** Begin Task inputs **

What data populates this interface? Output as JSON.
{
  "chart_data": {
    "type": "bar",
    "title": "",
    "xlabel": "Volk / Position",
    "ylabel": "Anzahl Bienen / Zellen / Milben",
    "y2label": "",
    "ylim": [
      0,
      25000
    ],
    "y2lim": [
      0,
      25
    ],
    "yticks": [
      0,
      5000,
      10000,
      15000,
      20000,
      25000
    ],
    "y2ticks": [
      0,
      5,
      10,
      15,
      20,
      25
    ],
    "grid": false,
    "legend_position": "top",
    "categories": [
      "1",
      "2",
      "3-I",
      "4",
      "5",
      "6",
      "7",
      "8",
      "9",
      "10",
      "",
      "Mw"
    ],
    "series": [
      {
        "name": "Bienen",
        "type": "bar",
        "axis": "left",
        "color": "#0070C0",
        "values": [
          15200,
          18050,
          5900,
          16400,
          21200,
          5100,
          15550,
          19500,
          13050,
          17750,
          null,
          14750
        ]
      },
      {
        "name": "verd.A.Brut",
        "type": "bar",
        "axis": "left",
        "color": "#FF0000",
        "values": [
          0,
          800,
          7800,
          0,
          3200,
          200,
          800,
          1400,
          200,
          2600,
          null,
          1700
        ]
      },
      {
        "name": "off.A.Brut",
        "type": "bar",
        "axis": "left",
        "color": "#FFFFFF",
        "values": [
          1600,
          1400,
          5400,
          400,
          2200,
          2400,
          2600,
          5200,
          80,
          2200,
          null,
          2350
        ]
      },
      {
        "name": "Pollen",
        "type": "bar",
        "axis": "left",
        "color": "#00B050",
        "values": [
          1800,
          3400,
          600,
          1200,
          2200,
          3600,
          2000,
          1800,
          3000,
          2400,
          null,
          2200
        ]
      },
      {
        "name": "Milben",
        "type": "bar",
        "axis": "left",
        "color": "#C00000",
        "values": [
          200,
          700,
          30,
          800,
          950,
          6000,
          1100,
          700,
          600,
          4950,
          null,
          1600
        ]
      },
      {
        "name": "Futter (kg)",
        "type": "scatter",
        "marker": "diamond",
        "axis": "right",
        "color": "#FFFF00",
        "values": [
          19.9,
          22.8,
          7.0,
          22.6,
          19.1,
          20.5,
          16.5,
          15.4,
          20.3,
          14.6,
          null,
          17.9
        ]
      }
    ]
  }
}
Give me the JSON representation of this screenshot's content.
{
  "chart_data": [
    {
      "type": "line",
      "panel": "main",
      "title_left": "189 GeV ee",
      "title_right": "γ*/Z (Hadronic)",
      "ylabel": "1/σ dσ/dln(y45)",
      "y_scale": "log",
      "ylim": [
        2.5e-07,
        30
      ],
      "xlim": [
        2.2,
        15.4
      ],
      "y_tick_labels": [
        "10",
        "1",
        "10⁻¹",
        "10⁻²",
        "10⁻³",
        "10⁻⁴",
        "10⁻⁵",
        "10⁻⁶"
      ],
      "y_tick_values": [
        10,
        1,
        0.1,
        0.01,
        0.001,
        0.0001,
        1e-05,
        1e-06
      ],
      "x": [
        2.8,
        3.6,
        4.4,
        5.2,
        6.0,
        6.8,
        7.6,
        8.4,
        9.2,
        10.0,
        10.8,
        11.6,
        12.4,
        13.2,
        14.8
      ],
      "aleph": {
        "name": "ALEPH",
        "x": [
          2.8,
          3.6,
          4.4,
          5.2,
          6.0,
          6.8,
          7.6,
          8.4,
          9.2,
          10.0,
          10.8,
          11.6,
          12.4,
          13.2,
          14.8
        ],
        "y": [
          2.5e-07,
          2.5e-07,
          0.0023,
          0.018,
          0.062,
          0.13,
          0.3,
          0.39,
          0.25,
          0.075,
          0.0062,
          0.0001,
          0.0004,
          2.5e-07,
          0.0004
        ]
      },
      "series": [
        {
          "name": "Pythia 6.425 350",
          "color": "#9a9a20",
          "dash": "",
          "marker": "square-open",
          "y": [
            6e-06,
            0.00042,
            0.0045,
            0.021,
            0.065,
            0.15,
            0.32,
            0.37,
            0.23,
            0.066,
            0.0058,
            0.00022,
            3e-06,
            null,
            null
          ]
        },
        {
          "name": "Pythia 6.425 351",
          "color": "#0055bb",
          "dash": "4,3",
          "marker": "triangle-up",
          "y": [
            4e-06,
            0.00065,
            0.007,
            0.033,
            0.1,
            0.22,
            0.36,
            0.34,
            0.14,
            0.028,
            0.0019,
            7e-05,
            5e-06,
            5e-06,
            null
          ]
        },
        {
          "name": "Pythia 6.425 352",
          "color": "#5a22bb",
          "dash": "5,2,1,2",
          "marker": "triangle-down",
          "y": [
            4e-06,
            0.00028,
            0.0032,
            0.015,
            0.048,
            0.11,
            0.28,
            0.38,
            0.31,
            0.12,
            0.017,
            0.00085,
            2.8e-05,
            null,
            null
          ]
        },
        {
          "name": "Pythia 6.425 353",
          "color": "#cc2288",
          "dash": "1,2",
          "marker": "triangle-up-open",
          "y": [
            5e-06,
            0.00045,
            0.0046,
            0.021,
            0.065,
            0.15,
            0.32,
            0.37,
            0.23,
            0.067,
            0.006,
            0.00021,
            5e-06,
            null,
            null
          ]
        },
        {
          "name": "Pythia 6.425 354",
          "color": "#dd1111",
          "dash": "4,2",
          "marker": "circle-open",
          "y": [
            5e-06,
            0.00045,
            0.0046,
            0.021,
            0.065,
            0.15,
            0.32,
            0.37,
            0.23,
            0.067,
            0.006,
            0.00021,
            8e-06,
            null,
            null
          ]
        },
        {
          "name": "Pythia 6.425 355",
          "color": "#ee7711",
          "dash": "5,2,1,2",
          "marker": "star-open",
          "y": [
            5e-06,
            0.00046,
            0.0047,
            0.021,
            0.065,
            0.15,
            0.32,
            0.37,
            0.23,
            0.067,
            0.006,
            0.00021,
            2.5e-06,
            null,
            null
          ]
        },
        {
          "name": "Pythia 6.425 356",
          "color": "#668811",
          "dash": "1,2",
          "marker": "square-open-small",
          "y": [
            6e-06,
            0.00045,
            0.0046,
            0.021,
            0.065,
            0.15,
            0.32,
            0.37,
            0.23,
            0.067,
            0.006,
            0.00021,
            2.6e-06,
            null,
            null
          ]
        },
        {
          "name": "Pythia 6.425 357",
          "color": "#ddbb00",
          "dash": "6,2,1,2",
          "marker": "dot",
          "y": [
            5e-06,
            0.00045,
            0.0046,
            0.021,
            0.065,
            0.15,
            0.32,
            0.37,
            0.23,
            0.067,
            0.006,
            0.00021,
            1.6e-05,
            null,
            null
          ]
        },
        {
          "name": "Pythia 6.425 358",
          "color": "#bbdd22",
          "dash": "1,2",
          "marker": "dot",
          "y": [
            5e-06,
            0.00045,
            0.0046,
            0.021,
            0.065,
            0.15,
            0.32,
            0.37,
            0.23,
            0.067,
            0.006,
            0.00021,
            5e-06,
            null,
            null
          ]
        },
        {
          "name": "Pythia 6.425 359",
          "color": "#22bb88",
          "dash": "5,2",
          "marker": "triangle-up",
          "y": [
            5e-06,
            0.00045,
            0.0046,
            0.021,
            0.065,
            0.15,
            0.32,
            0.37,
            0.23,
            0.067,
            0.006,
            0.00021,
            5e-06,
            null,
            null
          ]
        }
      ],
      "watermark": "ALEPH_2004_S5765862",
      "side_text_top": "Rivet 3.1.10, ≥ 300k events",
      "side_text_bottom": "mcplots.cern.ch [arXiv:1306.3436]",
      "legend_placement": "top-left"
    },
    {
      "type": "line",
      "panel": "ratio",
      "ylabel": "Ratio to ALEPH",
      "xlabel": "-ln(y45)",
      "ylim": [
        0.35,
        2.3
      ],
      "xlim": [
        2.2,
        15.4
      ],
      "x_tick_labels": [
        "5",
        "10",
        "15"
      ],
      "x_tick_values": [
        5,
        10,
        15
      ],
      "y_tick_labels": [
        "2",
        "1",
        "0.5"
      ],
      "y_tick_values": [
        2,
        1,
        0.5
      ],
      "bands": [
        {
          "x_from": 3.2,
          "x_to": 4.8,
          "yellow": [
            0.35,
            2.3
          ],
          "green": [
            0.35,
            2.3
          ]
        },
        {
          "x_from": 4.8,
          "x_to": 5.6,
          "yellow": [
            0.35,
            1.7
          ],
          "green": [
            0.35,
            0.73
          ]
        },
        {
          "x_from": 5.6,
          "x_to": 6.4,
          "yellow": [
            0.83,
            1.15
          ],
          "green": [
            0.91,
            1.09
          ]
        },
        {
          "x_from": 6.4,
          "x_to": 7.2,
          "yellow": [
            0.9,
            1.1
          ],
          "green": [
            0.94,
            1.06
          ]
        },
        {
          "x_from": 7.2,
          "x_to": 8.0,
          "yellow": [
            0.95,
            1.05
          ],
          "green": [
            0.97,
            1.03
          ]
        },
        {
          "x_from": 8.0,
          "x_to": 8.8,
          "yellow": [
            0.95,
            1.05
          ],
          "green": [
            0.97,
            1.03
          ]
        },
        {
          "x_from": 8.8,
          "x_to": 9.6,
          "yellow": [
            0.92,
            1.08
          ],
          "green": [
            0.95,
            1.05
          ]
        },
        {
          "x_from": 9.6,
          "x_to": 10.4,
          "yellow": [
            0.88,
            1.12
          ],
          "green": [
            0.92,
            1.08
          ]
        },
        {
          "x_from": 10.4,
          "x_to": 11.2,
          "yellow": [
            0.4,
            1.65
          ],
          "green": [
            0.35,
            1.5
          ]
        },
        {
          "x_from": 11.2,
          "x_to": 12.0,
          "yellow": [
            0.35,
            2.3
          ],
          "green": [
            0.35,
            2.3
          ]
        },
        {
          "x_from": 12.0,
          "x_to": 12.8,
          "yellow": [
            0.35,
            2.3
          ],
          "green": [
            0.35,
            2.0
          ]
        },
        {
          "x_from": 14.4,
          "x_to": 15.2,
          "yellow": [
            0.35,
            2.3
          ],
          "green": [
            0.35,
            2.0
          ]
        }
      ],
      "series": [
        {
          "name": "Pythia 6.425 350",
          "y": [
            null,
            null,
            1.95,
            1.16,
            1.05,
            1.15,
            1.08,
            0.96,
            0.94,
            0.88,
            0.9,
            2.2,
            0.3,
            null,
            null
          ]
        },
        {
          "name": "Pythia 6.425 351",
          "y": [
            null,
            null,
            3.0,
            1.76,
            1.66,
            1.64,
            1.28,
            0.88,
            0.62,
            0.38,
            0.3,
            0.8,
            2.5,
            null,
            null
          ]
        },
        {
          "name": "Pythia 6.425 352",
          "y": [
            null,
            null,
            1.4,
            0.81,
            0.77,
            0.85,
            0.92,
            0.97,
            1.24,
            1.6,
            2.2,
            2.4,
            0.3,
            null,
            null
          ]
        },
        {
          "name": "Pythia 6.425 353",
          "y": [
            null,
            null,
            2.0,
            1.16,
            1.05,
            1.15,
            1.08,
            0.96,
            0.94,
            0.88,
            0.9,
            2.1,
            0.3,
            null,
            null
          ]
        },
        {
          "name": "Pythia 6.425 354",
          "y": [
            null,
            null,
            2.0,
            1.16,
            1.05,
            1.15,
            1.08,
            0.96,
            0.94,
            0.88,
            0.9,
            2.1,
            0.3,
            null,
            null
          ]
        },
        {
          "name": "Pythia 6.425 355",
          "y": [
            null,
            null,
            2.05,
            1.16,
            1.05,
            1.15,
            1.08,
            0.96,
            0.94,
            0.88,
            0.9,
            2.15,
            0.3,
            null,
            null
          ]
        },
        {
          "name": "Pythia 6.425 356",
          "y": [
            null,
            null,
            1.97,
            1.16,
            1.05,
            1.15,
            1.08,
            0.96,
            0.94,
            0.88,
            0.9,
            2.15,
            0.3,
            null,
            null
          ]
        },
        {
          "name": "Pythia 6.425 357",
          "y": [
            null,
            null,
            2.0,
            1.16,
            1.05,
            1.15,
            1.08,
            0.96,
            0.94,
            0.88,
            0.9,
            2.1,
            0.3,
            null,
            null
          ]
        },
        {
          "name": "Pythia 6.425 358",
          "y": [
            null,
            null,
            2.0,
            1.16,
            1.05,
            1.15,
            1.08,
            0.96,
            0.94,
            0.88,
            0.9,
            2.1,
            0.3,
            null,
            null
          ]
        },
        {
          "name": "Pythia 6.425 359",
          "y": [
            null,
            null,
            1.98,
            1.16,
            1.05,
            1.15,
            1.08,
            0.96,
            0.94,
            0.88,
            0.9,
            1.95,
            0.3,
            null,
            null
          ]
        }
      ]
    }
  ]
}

** End Task inputs **

Work to complete:
Every line that holds the string "open" should be returned.

Complete response:
          "marker": "square-open",
          "marker": "triangle-up-open",
          "marker": "circle-open",
          "marker": "star-open",
          "marker": "square-open-small",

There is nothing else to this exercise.